====== Records for this exercise

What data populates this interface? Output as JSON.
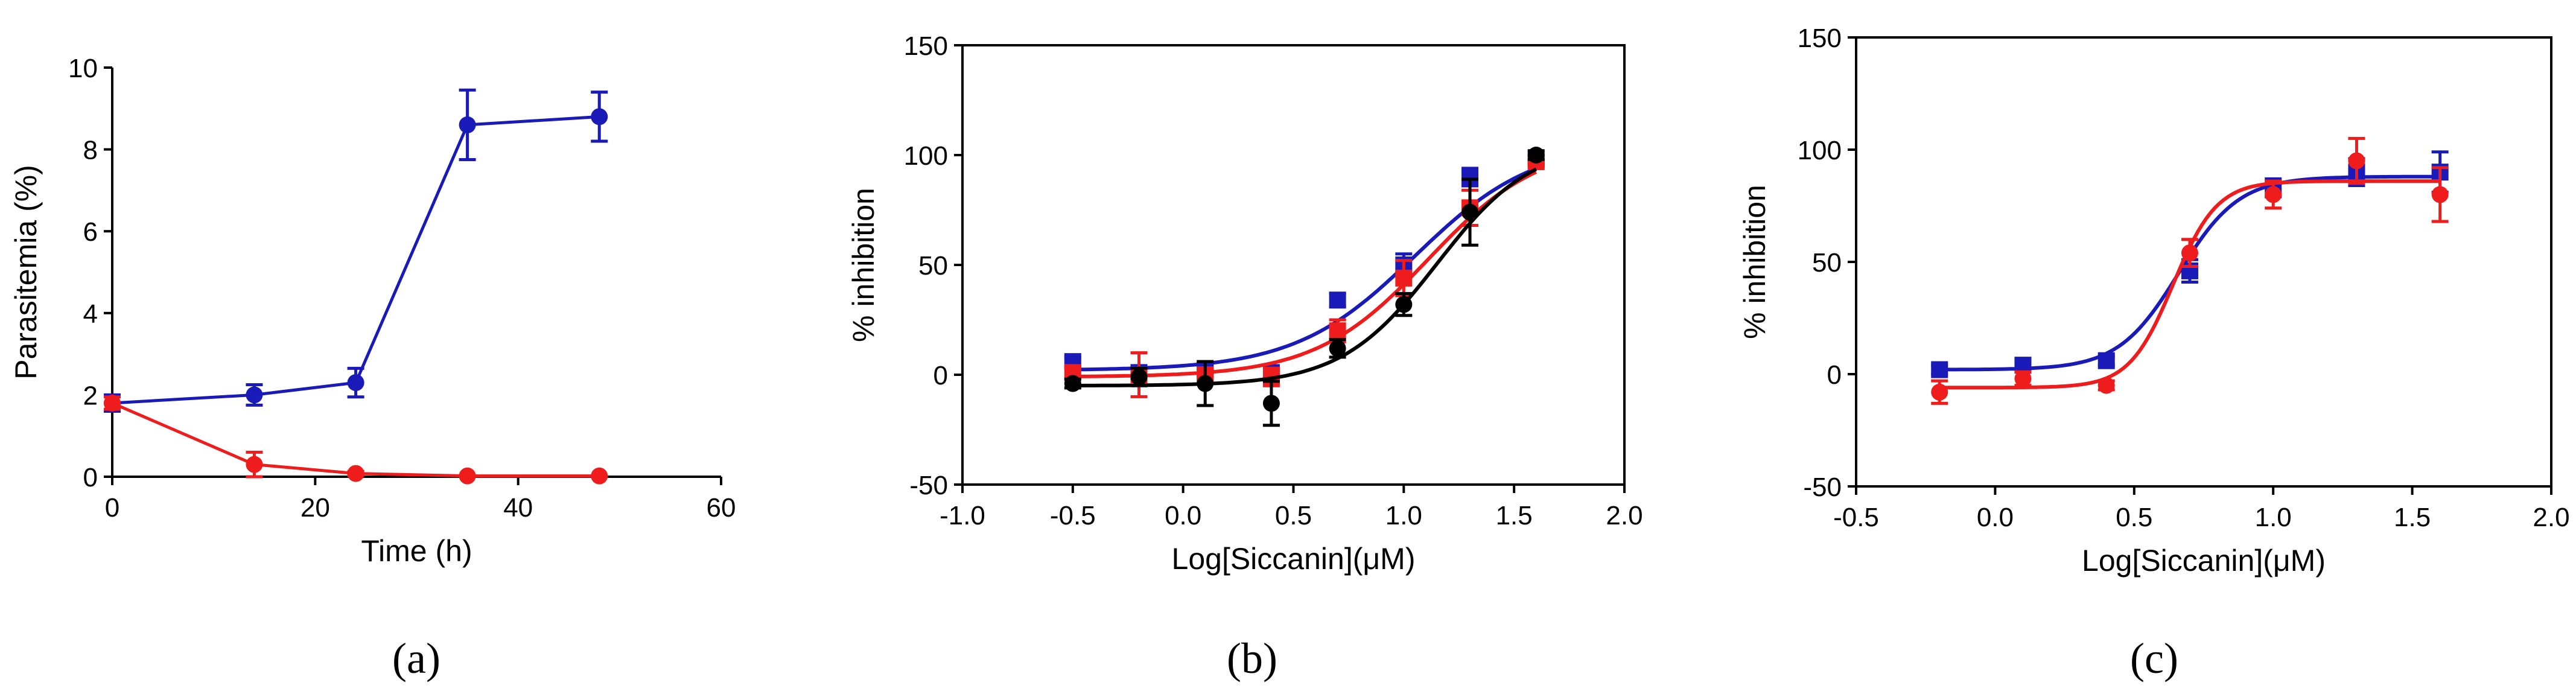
{
  "chart_data": [
    {
      "type": "line",
      "panel_label": "(a)",
      "xlabel": "Time (h)",
      "ylabel": "Parasitemia (%)",
      "xlim": [
        0,
        60
      ],
      "ylim": [
        0,
        10
      ],
      "xticks": [
        "0",
        "20",
        "40",
        "60"
      ],
      "yticks": [
        "0",
        "2",
        "4",
        "6",
        "8",
        "10"
      ],
      "series": [
        {
          "name": "blue",
          "color": "#1a1ab8",
          "marker": "circle",
          "x": [
            0,
            14,
            24,
            35,
            48
          ],
          "y": [
            1.8,
            2.0,
            2.3,
            8.6,
            8.8
          ],
          "err": [
            0.2,
            0.25,
            0.35,
            0.85,
            0.6
          ]
        },
        {
          "name": "red",
          "color": "#ee1c1c",
          "marker": "circle",
          "x": [
            0,
            14,
            24,
            35,
            48
          ],
          "y": [
            1.8,
            0.3,
            0.08,
            0.02,
            0.02
          ],
          "err": [
            0.15,
            0.3,
            0.05,
            0.0,
            0.0
          ]
        }
      ]
    },
    {
      "type": "scatter",
      "panel_label": "(b)",
      "xlabel": "Log[Siccanin](μM)",
      "ylabel": "% inhibition",
      "xlim": [
        -1.0,
        2.0
      ],
      "ylim": [
        -50,
        150
      ],
      "xticks": [
        "-1.0",
        "-0.5",
        "0.0",
        "0.5",
        "1.0",
        "1.5",
        "2.0"
      ],
      "yticks": [
        "-50",
        "0",
        "50",
        "100",
        "150"
      ],
      "series": [
        {
          "name": "blue",
          "color": "#1a1ab8",
          "marker": "square",
          "x": [
            -0.5,
            -0.2,
            0.1,
            0.4,
            0.7,
            1.0,
            1.3,
            1.6
          ],
          "y": [
            6,
            1,
            2,
            1,
            34,
            50,
            90,
            98
          ],
          "err": [
            2,
            2,
            2,
            2,
            3,
            5,
            4,
            2
          ],
          "fit": {
            "bottom": 2,
            "top": 106,
            "logEC50": 1.05,
            "hill": 1.6
          }
        },
        {
          "name": "red",
          "color": "#ee1c1c",
          "marker": "square",
          "x": [
            -0.5,
            -0.2,
            0.1,
            0.4,
            0.7,
            1.0,
            1.3,
            1.6
          ],
          "y": [
            1,
            0,
            0,
            -1,
            20,
            44,
            76,
            97
          ],
          "err": [
            2,
            10,
            2,
            4,
            5,
            8,
            8,
            2
          ],
          "fit": {
            "bottom": -1,
            "top": 106,
            "logEC50": 1.11,
            "hill": 1.7
          }
        },
        {
          "name": "black",
          "color": "#000000",
          "marker": "circle",
          "x": [
            -0.5,
            -0.2,
            0.1,
            0.4,
            0.7,
            1.0,
            1.3,
            1.6
          ],
          "y": [
            -4,
            -1,
            -4,
            -13,
            12,
            32,
            74,
            100
          ],
          "err": [
            2,
            4,
            10,
            10,
            4,
            5,
            15,
            2
          ],
          "fit": {
            "bottom": -5,
            "top": 106,
            "logEC50": 1.15,
            "hill": 2.0
          }
        }
      ]
    },
    {
      "type": "scatter",
      "panel_label": "(c)",
      "xlabel": "Log[Siccanin](μM)",
      "ylabel": "% inhibition",
      "xlim": [
        -0.5,
        2.0
      ],
      "ylim": [
        -50,
        150
      ],
      "xticks": [
        "-0.5",
        "0.0",
        "0.5",
        "1.0",
        "1.5",
        "2.0"
      ],
      "yticks": [
        "-50",
        "0",
        "50",
        "100",
        "150"
      ],
      "series": [
        {
          "name": "blue",
          "color": "#1a1ab8",
          "marker": "square",
          "x": [
            -0.2,
            0.1,
            0.4,
            0.7,
            1.0,
            1.3,
            1.6
          ],
          "y": [
            2,
            4,
            6,
            46,
            83,
            90,
            90
          ],
          "err": [
            2,
            3,
            2,
            5,
            4,
            6,
            9
          ],
          "fit": {
            "bottom": 2,
            "top": 88,
            "logEC50": 0.66,
            "hill": 4.0
          }
        },
        {
          "name": "red",
          "color": "#ee1c1c",
          "marker": "circle",
          "x": [
            -0.2,
            0.1,
            0.4,
            0.7,
            1.0,
            1.3,
            1.6
          ],
          "y": [
            -8,
            -2,
            -5,
            54,
            80,
            95,
            80
          ],
          "err": [
            5,
            3,
            2,
            6,
            6,
            10,
            12
          ],
          "fit": {
            "bottom": -6,
            "top": 86,
            "logEC50": 0.64,
            "hill": 5.5
          }
        }
      ]
    }
  ]
}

============

*Set problem*: Print out the material word for word, omitting the pictures.

*Exercise result*:
What data populates this interface? Output as JSON.
{
  "chart_data": [
    {
      "type": "line",
      "panel_label": "(a)",
      "xlabel": "Time (h)",
      "ylabel": "Parasitemia (%)",
      "xlim": [
        0,
        60
      ],
      "ylim": [
        0,
        10
      ],
      "xticks": [
        "0",
        "20",
        "40",
        "60"
      ],
      "yticks": [
        "0",
        "2",
        "4",
        "6",
        "8",
        "10"
      ],
      "series": [
        {
          "name": "blue",
          "color": "#1a1ab8",
          "marker": "circle",
          "x": [
            0,
            14,
            24,
            35,
            48
          ],
          "y": [
            1.8,
            2.0,
            2.3,
            8.6,
            8.8
          ],
          "err": [
            0.2,
            0.25,
            0.35,
            0.85,
            0.6
          ]
        },
        {
          "name": "red",
          "color": "#ee1c1c",
          "marker": "circle",
          "x": [
            0,
            14,
            24,
            35,
            48
          ],
          "y": [
            1.8,
            0.3,
            0.08,
            0.02,
            0.02
          ],
          "err": [
            0.15,
            0.3,
            0.05,
            0.0,
            0.0
          ]
        }
      ]
    },
    {
      "type": "scatter",
      "panel_label": "(b)",
      "xlabel": "Log[Siccanin](μM)",
      "ylabel": "% inhibition",
      "xlim": [
        -1.0,
        2.0
      ],
      "ylim": [
        -50,
        150
      ],
      "xticks": [
        "-1.0",
        "-0.5",
        "0.0",
        "0.5",
        "1.0",
        "1.5",
        "2.0"
      ],
      "yticks": [
        "-50",
        "0",
        "50",
        "100",
        "150"
      ],
      "series": [
        {
          "name": "blue",
          "color": "#1a1ab8",
          "marker": "square",
          "x": [
            -0.5,
            -0.2,
            0.1,
            0.4,
            0.7,
            1.0,
            1.3,
            1.6
          ],
          "y": [
            6,
            1,
            2,
            1,
            34,
            50,
            90,
            98
          ],
          "err": [
            2,
            2,
            2,
            2,
            3,
            5,
            4,
            2
          ],
          "fit": {
            "bottom": 2,
            "top": 106,
            "logEC50": 1.05,
            "hill": 1.6
          }
        },
        {
          "name": "red",
          "color": "#ee1c1c",
          "marker": "square",
          "x": [
            -0.5,
            -0.2,
            0.1,
            0.4,
            0.7,
            1.0,
            1.3,
            1.6
          ],
          "y": [
            1,
            0,
            0,
            -1,
            20,
            44,
            76,
            97
          ],
          "err": [
            2,
            10,
            2,
            4,
            5,
            8,
            8,
            2
          ],
          "fit": {
            "bottom": -1,
            "top": 106,
            "logEC50": 1.11,
            "hill": 1.7
          }
        },
        {
          "name": "black",
          "color": "#000000",
          "marker": "circle",
          "x": [
            -0.5,
            -0.2,
            0.1,
            0.4,
            0.7,
            1.0,
            1.3,
            1.6
          ],
          "y": [
            -4,
            -1,
            -4,
            -13,
            12,
            32,
            74,
            100
          ],
          "err": [
            2,
            4,
            10,
            10,
            4,
            5,
            15,
            2
          ],
          "fit": {
            "bottom": -5,
            "top": 106,
            "logEC50": 1.15,
            "hill": 2.0
          }
        }
      ]
    },
    {
      "type": "scatter",
      "panel_label": "(c)",
      "xlabel": "Log[Siccanin](μM)",
      "ylabel": "% inhibition",
      "xlim": [
        -0.5,
        2.0
      ],
      "ylim": [
        -50,
        150
      ],
      "xticks": [
        "-0.5",
        "0.0",
        "0.5",
        "1.0",
        "1.5",
        "2.0"
      ],
      "yticks": [
        "-50",
        "0",
        "50",
        "100",
        "150"
      ],
      "series": [
        {
          "name": "blue",
          "color": "#1a1ab8",
          "marker": "square",
          "x": [
            -0.2,
            0.1,
            0.4,
            0.7,
            1.0,
            1.3,
            1.6
          ],
          "y": [
            2,
            4,
            6,
            46,
            83,
            90,
            90
          ],
          "err": [
            2,
            3,
            2,
            5,
            4,
            6,
            9
          ],
          "fit": {
            "bottom": 2,
            "top": 88,
            "logEC50": 0.66,
            "hill": 4.0
          }
        },
        {
          "name": "red",
          "color": "#ee1c1c",
          "marker": "circle",
          "x": [
            -0.2,
            0.1,
            0.4,
            0.7,
            1.0,
            1.3,
            1.6
          ],
          "y": [
            -8,
            -2,
            -5,
            54,
            80,
            95,
            80
          ],
          "err": [
            5,
            3,
            2,
            6,
            6,
            10,
            12
          ],
          "fit": {
            "bottom": -6,
            "top": 86,
            "logEC50": 0.64,
            "hill": 5.5
          }
        }
      ]
    }
  ]
}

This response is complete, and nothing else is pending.